_Problem details_:
Below this task are records; return each one exactly and omit its images.

========================

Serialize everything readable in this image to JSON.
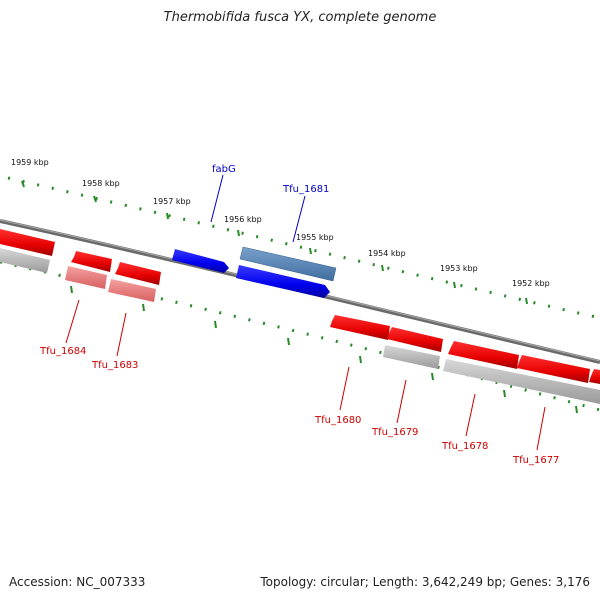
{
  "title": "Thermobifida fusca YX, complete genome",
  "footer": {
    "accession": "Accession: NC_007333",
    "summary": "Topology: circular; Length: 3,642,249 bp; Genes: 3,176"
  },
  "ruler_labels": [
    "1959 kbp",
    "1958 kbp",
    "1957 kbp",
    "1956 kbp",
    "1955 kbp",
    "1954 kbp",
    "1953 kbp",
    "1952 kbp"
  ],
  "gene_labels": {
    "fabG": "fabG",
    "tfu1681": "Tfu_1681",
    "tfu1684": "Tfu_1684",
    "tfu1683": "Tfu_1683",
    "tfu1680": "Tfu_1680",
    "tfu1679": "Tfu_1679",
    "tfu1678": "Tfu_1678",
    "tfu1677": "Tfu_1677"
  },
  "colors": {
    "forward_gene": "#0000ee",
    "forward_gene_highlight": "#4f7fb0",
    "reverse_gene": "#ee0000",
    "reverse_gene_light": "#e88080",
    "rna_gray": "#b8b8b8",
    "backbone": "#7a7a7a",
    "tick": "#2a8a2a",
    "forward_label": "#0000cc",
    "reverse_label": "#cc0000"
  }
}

========================

_Worked solution_:
Serialize everything readable in this image to JSON.
{
  "title": "Thermobifida fusca YX, complete genome",
  "footer": {
    "accession": "Accession: NC_007333",
    "summary": "Topology: circular; Length: 3,642,249 bp; Genes: 3,176"
  },
  "ruler_labels": [
    "1959 kbp",
    "1958 kbp",
    "1957 kbp",
    "1956 kbp",
    "1955 kbp",
    "1954 kbp",
    "1953 kbp",
    "1952 kbp"
  ],
  "gene_labels": {
    "fabG": "fabG",
    "tfu1681": "Tfu_1681",
    "tfu1684": "Tfu_1684",
    "tfu1683": "Tfu_1683",
    "tfu1680": "Tfu_1680",
    "tfu1679": "Tfu_1679",
    "tfu1678": "Tfu_1678",
    "tfu1677": "Tfu_1677"
  },
  "colors": {
    "forward_gene": "#0000ee",
    "forward_gene_highlight": "#4f7fb0",
    "reverse_gene": "#ee0000",
    "reverse_gene_light": "#e88080",
    "rna_gray": "#b8b8b8",
    "backbone": "#7a7a7a",
    "tick": "#2a8a2a",
    "forward_label": "#0000cc",
    "reverse_label": "#cc0000"
  }
}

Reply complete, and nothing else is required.